* PROVIDED PASSAGE *
Wouldn't it be saner to refuse the offlining request if the CPU has tasks
which cannot be migrated to any other CPU? I mean, the operator has gone
and asked the machine to perform two inconsistent/incompatible things at
the same time.

Look at it this way. If we were to merge this patch then it would be
logical to also merge a patch which has the following description:

"if an process attempts to pin itself onto an presently-offlined CPU,
the kernel will choose a different CPU according to <heuristics> and
will pin the process to that CPU instead".

Which is the same thing as your patch, only it handles the two events when
they occur in the other order.

No?

2007-08-25 09:45:21

by Oleg Nesterov

[permalink] [raw]
Subject: Re: [PATCH 1/1] hotplug cpu: migrate a task within its cpuset

On 08/24, Andrew Morton wrote:
>
> On Fri, 24 Aug 2007 17:18:06 -0500
> Cliff Wickman <[email protected]> wrote:
>
> > When a cpu is disabled, move_task_off_dead_cpu() is called for tasks
> > that have been running on that cpu.
> >
> > Currently, such a task is migrated:
> > 1) to any cpu on the same node as the disabled cpu, which is both online
> > and among that task's cpus_allowed
> > 2) to any cpu which is both online and among that task's cpus_allowed
> >
> > It is typical of a multithreaded application running on a large NUMA system
> > to have its tasks confined to a cpuset so as to cluster them near the
> > memory that they share. Furthermore, it is typical to explicitly place such
> > a task on a specific cpu in that cpuset. And in that case the task's
> > cpus_allowed includes only a single cpu.
>
> operator error..
>
> > This patch would insert a preference to migrate such a task to some cpu within
> > its cpuset (and set its cpus_allowed to its entire cpuset).
> >
> > With this patch, migrate the task to:
> > 1) to any cpu on the same node as the disabled cpu, which is both online
> > and among that task's cpus_allowed
> > 2) to any online cpu within the task's cpuset
> > 3) to any cpu which is both online and among that task's cpus_allowed
>
> Wouldn't it be saner to refuse the offlining request if the CPU has tasks
> which cannot be migrated to any other CPU? I mean, the operator has gone
> and asked the machine to perform two inconsistent/incompatible things at
> the same time.

* JOBS *
1. In the rows starting at the one containing "candle-body: [102, 295, 105, 299]" and ending at the one containing "candle-body: [609, 121, 612, 125]", switch "left-tick-label" to "left-axis-label" and leave everything else as it is.
2. Pick up the mailing-list discussion about migrating tasks off a disabled CPU and continue it from its last sentence.
The rows have no connection to the mailing-list text above them.

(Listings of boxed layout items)
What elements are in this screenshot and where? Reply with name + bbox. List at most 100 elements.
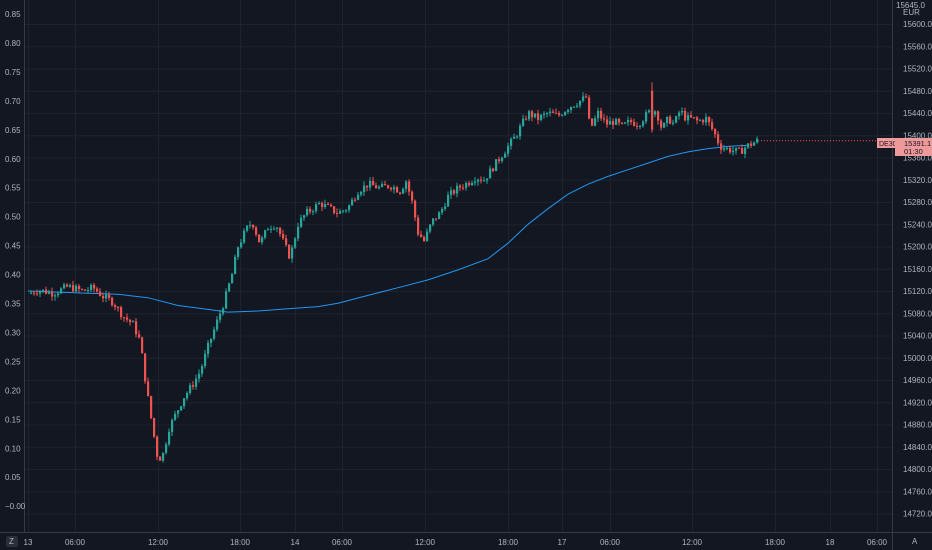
candle-body: [102, 295, 105, 299]
candle-body: [462, 187, 465, 189]
candle-body: [516, 136, 519, 138]
candle-body: [327, 203, 330, 205]
candle-body: [552, 111, 555, 113]
candle-body: [555, 112, 558, 114]
candle-body: [234, 256, 237, 275]
candle-body: [342, 210, 345, 212]
left-tick-label: 0.75: [5, 68, 21, 77]
left-corner-bg: [6, 536, 18, 547]
candle-body: [108, 294, 111, 298]
candle-body: [684, 110, 687, 121]
time-axis[interactable]: 13 06:00 12:00 18:00 14 06:00 12:00 18:00 17 06:0…: [24, 538, 888, 547]
candle-body: [348, 205, 351, 211]
candle-body: [573, 106, 576, 108]
candle-body: [171, 419, 174, 432]
candle-body: [216, 319, 219, 330]
candle-body: [309, 208, 312, 212]
candle-body: [246, 225, 249, 231]
left-tick-label: 0.20: [5, 386, 21, 395]
candle-body: [531, 111, 534, 118]
candle-body: [666, 116, 669, 124]
candle-body: [264, 230, 267, 238]
candle-body: [480, 179, 483, 181]
candle-body: [288, 244, 291, 259]
candle-body: [609, 121, 612, 125]
time-tick-label: 06:00: [867, 538, 888, 547]
right-tick-label: 15240.0: [903, 220, 932, 229]
candle-body: [249, 224, 252, 226]
countdown-label: 01:30: [904, 147, 923, 156]
candle-body: [756, 138, 759, 143]
candle-body: [576, 105, 579, 107]
right-tick-label: 14760.0: [903, 487, 932, 496]
right-tick-label: 15520.0: [903, 65, 932, 74]
candle-body: [699, 120, 702, 122]
candle-body: [72, 285, 75, 292]
candle-body: [618, 118, 621, 123]
candle-body: [192, 385, 195, 387]
right-price-axis[interactable]: 15600.0 15560.0 15520.0 15480.0 15440.0 15400…: [903, 20, 932, 519]
candle-body: [300, 217, 303, 227]
left-corner-button[interactable]: Z: [6, 536, 18, 547]
candle-body: [345, 210, 348, 212]
candle-body: [30, 292, 33, 294]
candle-body: [360, 192, 363, 195]
time-tick-label: 13: [24, 538, 33, 547]
candle-body: [534, 113, 537, 118]
candle-body: [147, 381, 150, 396]
candle-body: [120, 307, 123, 318]
candle-body: [186, 392, 189, 399]
candle-body: [690, 115, 693, 118]
left-tick-label: 0.65: [5, 126, 21, 135]
right-corner-label: A: [912, 537, 918, 546]
candle-body: [156, 436, 159, 457]
candle-body: [564, 111, 567, 116]
left-tick-label: 0.15: [5, 415, 21, 424]
left-price-axis[interactable]: 0.85 0.80 0.75 0.70 0.65 0.60 0.55 0.50 0.45 0.40…: [5, 10, 26, 511]
candle-body: [456, 185, 459, 194]
candle-body: [81, 289, 84, 291]
candle-body: [744, 147, 747, 154]
candle-body: [336, 212, 339, 214]
candle-body: [597, 110, 600, 119]
candle-body: [546, 113, 549, 115]
candle-body: [588, 97, 591, 119]
candle-body: [453, 190, 456, 194]
candle-body: [606, 119, 609, 125]
candle-body: [333, 206, 336, 213]
right-tick-label: 14880.0: [903, 421, 932, 430]
candle-body: [657, 111, 660, 121]
candle-body: [51, 291, 54, 297]
right-tick-label: 15200.0: [903, 243, 932, 252]
candle-body: [495, 159, 498, 171]
candle-body: [123, 317, 126, 319]
candle-body: [129, 319, 132, 323]
candle-body: [198, 373, 201, 379]
candle-body: [693, 117, 696, 119]
candle-body: [96, 288, 99, 292]
candle-body: [567, 110, 570, 112]
candle-body: [375, 185, 378, 189]
candle-body: [63, 284, 66, 289]
candle-body: [753, 142, 756, 146]
candle-body: [150, 395, 153, 419]
candle-body: [441, 208, 444, 213]
candle-body: [435, 218, 438, 220]
candle-body: [138, 334, 141, 338]
candle-body: [447, 194, 450, 207]
candle-body: [543, 113, 546, 115]
candle-body: [153, 418, 156, 437]
candle-body: [354, 199, 357, 201]
candle-body: [654, 111, 657, 115]
left-tick-label: 0.85: [5, 10, 21, 19]
candle-body: [66, 284, 69, 287]
candle-body: [723, 148, 726, 150]
candle-body: [201, 366, 204, 374]
time-tick-label: 12:00: [415, 538, 436, 547]
candle-body: [522, 118, 525, 126]
auto-scale-button[interactable]: A: [912, 537, 918, 546]
candle-body: [99, 291, 102, 296]
candle-body: [717, 134, 720, 144]
candle-body: [219, 313, 222, 320]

* TASK-BY-TASK ANSWERS *
1.
candle-body: [102, 295, 105, 299]
candle-body: [462, 187, 465, 189]
candle-body: [516, 136, 519, 138]
candle-body: [327, 203, 330, 205]
candle-body: [552, 111, 555, 113]
candle-body: [555, 112, 558, 114]
candle-body: [234, 256, 237, 275]
candle-body: [342, 210, 345, 212]
left-axis-label: 0.75: [5, 68, 21, 77]
left-corner-bg: [6, 536, 18, 547]
candle-body: [108, 294, 111, 298]
candle-body: [684, 110, 687, 121]
time-axis[interactable]: 13 06:00 12:00 18:00 14 06:00 12:00 18:00 17 06:0…: [24, 538, 888, 547]
candle-body: [348, 205, 351, 211]
candle-body: [573, 106, 576, 108]
candle-body: [171, 419, 174, 432]
candle-body: [216, 319, 219, 330]
candle-body: [309, 208, 312, 212]
candle-body: [246, 225, 249, 231]
left-axis-label: 0.20: [5, 386, 21, 395]
candle-body: [531, 111, 534, 118]
candle-body: [666, 116, 669, 124]
candle-body: [264, 230, 267, 238]
candle-body: [480, 179, 483, 181]
candle-body: [288, 244, 291, 259]
candle-body: [609, 121, 612, 125]

2.
I don't think so (regardless of this patch and CONFIG_CPUSETS). Any user
can bind its process to (say) CPU 4. This shouldn't block cpu-unplug.

Now, let's suppose that this process is a member of some cpuset which
contains CPUs 3 and 4, and CPU 4 goes down.

Before this patch, process leaves its ->cpuset and migrates to some "random"
any_online_cpu(). With this patch it stays within ->cpuset and migrates to
CPU 3.

> Look at it this way. If we were to merge this patch then it would be
> logical to also merge a patch which has the following description:
>
> "if an process attempts to pin itself onto an presently-offlined CPU,
> the kernel will choose a different CPU according to <heuristics> and
> will pin the process to that CPU instead".

set_cpus_allowed() just returns -EINVAL in that case, this looks a bit
more logical.

Oleg.

2007-08-25 09:56:20

by Oleg Nesterov

[permalink] [raw]
Subject: Re: [PATCH 1/1] hotplug cpu: migrate a task within its cpuset

On 08/24, Cliff Wickman wrote:
> --- linus.070821.orig/kernel/cpuset.c
> +++ linus.070821/kernel/cpuset.c
> @@ -2333,6 +2333,25 @@ cpumask_t cpuset_cpus_allowed(struct tas
> return mask;
> }
>
> +/**
> + * cpuset_cpus_allowed_lock - return cpus_allowed mask from a tasks cpuset.
> + * @tsk: pointer to task_struct from which to obtain cpuset->cpus_allowed.
> + *
> + * Description: Same as cpuset_cpus_allowed, but called with callback_mutex
> + * already held.
> + **/
> +
> +cpumask_t cpuset_cpus_allowed_lock(struct task_struct *tsk)
> +{
> + cpumask_t mask;
> +
> + task_lock(tsk);
> + guarantee_online_cpus(tsk->cpuset, &mask);
> + task_unlock(tsk);
> +
> + return mask;
> +}

Very minor nit, perhaps it makes sense to use this function in cpuset_cpus_allowed()
to avoid the code duplication. Its name is a bit confusing, imho. How about
cpuset_cpus_allowed_locked() or __cpuset_cpus_allowed() ?

Oleg.

2007-08-25 11:15:47

by Oleg Nesterov

[permalink] [raw]
Subject: Re: [PATCH 1/1] hotplug cpu: migrate a task within its cpuset

On 08/24, Cliff Wickman wrote:
>
> @@ -5091,6 +5092,17 @@ restart:
> if (dest_cpu == NR_CPUS)
> dest_cpu = any_online_cpu(p->cpus_allowed);
>
> + /* try to stay on the same cpuset */
> + if (dest_cpu == NR_CPUS) {
> + /*
> + * The cpuset_cpus_allowed_lock() variant of
> + * cpuset_cpus_allowed() will not block
> + * It must be called within calls to cpuset_lock/cpuset_unlock.
> + */
> + p->cpus_allowed = cpuset_cpus_allowed_lock(p);
> + dest_cpu = any_online_cpu(p->cpus_allowed);

Ugh, didn't notice while reading this patch.

We shouldn't change ->cpus_allowed without rq->lock. Please look what
the current code does in "/* No more Mr. Nice Guy. */" case.

Oleg.

Subject: Re: [PATCH 1/1] hotplug cpu: migrate a task within its cpuset

On Sat, Aug 25, 2007 at 01:47:40PM +0400, Oleg Nesterov wrote:
> On 08/24, Andrew Morton wrote:
> >
> > On Fri, 24 Aug 2007 17:18:06 -0500
> > Cliff Wickman <[email protected]> wrote:
> >
> > > When a cpu is disabled, move_task_off_dead_cpu() is called for tasks
> > > that have been running on that cpu.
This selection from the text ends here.